Dataset items:
== == ==

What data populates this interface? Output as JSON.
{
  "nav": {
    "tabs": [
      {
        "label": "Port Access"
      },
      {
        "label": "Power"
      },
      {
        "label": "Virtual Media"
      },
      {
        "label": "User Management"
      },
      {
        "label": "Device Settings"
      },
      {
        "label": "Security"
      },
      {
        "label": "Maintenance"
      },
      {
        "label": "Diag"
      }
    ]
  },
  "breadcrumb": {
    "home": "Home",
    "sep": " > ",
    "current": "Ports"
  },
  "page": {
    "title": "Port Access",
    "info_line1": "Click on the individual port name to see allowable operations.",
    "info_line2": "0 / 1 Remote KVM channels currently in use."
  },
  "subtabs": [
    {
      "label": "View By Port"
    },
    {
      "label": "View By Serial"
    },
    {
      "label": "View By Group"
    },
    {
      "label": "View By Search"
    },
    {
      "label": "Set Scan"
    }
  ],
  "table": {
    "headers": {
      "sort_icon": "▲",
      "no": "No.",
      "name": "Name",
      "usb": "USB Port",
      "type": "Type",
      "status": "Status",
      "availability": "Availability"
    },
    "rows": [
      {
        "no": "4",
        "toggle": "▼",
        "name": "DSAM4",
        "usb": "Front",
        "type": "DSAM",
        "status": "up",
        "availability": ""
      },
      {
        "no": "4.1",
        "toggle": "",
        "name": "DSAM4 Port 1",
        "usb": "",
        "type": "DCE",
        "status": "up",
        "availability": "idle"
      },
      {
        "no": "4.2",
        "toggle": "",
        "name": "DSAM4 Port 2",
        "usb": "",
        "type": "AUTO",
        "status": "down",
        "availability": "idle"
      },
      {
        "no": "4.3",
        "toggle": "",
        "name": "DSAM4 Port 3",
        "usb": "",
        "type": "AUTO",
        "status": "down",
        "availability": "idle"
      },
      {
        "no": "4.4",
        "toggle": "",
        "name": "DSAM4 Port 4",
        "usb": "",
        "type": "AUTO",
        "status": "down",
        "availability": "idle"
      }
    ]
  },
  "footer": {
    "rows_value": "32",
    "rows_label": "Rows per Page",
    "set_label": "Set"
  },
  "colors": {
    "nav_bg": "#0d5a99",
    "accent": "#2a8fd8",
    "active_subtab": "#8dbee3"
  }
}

== == ==

CHALLENGE
Show all lines from the listing above in which "name" appears.

FINAL ANSWER
    "info_line1": "Click on the individual port name to see allowable operations.",
      "name": "Name",
        "name": "DSAM4",
        "name": "DSAM4 Port 1",
        "name": "DSAM4 Port 2",
        "name": "DSAM4 Port 3",
        "name": "DSAM4 Port 4",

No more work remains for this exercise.